Exercise
Select all lines with the string "circle" in them, and copy those lines.
-- start Task inputs --
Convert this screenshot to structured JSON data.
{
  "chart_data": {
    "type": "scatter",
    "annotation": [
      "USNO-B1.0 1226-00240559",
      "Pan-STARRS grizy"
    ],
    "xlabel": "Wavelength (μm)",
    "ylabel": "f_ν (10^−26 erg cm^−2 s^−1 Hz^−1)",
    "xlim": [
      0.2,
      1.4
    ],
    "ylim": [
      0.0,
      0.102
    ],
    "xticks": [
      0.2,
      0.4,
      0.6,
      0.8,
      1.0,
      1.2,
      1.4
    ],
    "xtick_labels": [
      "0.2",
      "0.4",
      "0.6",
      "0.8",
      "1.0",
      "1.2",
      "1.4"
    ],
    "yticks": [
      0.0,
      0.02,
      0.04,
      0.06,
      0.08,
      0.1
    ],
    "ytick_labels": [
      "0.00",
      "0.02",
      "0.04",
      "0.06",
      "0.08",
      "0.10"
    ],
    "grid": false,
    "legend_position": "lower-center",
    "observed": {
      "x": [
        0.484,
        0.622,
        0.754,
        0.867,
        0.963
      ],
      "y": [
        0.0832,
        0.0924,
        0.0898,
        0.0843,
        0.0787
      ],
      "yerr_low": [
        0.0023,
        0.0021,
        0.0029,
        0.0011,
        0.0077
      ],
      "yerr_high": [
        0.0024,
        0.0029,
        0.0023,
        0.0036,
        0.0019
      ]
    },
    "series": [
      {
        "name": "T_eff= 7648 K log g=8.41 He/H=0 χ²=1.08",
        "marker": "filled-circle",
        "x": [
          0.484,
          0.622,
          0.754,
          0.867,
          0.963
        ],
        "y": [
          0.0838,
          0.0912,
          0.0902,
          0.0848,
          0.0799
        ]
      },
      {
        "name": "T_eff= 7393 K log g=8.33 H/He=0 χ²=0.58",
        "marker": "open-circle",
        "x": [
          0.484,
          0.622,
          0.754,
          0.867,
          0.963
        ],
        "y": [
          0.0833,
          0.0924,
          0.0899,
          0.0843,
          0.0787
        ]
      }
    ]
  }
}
-- end Task inputs --
Result of the task
        "marker": "filled-circle",
        "marker": "open-circle",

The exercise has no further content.